Extrait fourni:
Face au stress hydrique et à la montée des besoins énergétiques, le photovoltaïque flottant apparaît comme une piste stratégique de plus en plus crédible pour le Maroc. Une récente étude scientifique menée par plusieurs chercheurs marocains met en avant le potentiel des barrages du Royaume pour produire de l’électricité renouvelable tout en réduisant l’évaporation de l’eau.
L’étude, consacrée à l’analyse technique et économique des systèmes photovoltaïques flottants sur 58 barrages marocains, estime que ces infrastructures couvrent une superficie totale d’environ 433 kilomètres carrés et perdent chaque année près de 909 millions de mètres cubes d’eau sous l’effet de l’évaporation.
Selon les chercheurs, couvrir seulement 1 % de la surface de ces barrages avec des panneaux solaires flottants permettrait déjà de contribuer significativement aux besoins énergétiques nationaux, avec des perspectives de rentabilité jugées attractives. À plus grande échelle, une couverture de 40 % pourrait théoriquement produire l’équivalent de la totalité de la demande électrique nationale, estimée à 42,38 térawattheures en 2023.
L’intérêt de cette technologie réside dans sa double fonction. Au-delà de la production d’électricité verte, les panneaux flottants réduisent l’exposition directe de l’eau au rayonnement solaire, limitant ainsi les pertes liées à l’évaporation. Des études internationales citées dans le rapport évoquent des réductions pouvant varier entre 25 % et 60 % selon les environnements.
Les chercheurs soulignent que les pertes d’eau sont particulièrement importantes durant les mois d’été, notamment en juillet et août. Le barrage Al Wahda figure parmi les sites les plus exposés, avec près de 184 millions de mètres cubes d’eau perdus chaque année.
Le photovoltaïque flottant présente également un avantage foncier important dans un contexte de pression croissante sur les terrains disponibles. Contrairement aux centrales solaires classiques, cette technologie utilise des surfaces aquatiques déjà existantes, sans mobiliser de nouveaux espaces terrestres.

Données:
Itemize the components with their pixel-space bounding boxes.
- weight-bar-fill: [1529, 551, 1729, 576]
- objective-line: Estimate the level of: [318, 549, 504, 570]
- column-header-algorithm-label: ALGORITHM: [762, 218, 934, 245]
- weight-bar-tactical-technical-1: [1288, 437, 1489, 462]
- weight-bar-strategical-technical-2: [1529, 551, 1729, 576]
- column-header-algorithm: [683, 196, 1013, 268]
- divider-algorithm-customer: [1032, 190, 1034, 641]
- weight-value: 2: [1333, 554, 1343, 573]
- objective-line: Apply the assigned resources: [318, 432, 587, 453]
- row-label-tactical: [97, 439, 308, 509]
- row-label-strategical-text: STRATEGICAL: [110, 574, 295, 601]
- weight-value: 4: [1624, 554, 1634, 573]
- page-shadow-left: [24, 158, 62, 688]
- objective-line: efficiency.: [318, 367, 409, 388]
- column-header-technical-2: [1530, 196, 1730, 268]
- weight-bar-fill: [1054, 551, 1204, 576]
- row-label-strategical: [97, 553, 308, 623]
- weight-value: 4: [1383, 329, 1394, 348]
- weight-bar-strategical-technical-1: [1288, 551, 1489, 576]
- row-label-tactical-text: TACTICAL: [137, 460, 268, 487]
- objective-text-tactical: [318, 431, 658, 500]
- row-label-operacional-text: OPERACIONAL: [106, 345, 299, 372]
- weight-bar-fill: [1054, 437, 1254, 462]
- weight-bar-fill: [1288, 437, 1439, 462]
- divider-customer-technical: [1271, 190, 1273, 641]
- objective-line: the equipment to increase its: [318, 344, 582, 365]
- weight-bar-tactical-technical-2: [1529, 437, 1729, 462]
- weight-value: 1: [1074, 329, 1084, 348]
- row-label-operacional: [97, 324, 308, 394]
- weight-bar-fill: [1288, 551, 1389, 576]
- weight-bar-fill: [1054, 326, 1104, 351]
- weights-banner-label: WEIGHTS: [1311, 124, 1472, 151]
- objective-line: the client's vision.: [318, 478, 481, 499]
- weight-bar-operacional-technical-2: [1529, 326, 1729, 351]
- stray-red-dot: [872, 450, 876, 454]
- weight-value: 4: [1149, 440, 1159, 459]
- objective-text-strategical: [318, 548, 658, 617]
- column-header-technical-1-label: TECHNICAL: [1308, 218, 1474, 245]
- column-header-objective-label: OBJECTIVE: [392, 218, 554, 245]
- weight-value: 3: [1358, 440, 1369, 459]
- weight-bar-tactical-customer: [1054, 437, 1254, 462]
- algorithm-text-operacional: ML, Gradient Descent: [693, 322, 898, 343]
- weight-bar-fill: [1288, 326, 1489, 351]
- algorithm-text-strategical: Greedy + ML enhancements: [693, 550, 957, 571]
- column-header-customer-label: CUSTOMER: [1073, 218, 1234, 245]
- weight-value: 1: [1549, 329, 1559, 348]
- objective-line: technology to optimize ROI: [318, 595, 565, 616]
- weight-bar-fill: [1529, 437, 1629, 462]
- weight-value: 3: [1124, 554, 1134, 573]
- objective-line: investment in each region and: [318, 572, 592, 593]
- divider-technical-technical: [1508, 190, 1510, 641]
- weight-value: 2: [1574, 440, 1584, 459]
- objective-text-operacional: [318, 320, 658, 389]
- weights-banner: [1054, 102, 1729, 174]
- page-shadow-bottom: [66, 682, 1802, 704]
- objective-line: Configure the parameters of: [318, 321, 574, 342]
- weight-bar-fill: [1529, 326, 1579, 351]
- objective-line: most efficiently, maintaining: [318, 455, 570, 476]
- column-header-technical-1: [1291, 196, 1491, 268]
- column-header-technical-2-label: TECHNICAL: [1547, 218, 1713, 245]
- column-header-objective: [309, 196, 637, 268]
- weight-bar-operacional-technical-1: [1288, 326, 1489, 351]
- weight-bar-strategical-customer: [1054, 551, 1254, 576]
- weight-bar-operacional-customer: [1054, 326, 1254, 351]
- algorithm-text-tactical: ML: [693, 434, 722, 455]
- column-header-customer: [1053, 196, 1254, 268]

Exercices:
A. D'après l'extrait fourni, quel volume d'eau le barrage Al Wahda perd-il chaque année ?
B. Dans l'extrait fourni, mettez à jour le passage allant de "Le photovoltaïque flottant présente" jusqu'à "nouveaux espaces terrestres." inclus, en remplaçant "centrales solaires classiques" par "installations photovoltaïques au sol".
Les données ne sont pas utiles pour ce travail.

Réponses par point:
A. Près de 184 millions de mètres cubes d'eau.

B.
Le photovoltaïque flottant présente également un avantage foncier important dans un contexte de pression croissante sur les terrains disponibles. Contrairement aux installations photovoltaïques au sol, cette technologie utilise des surfaces aquatiques déjà existantes, sans mobiliser de nouveaux espaces terrestres.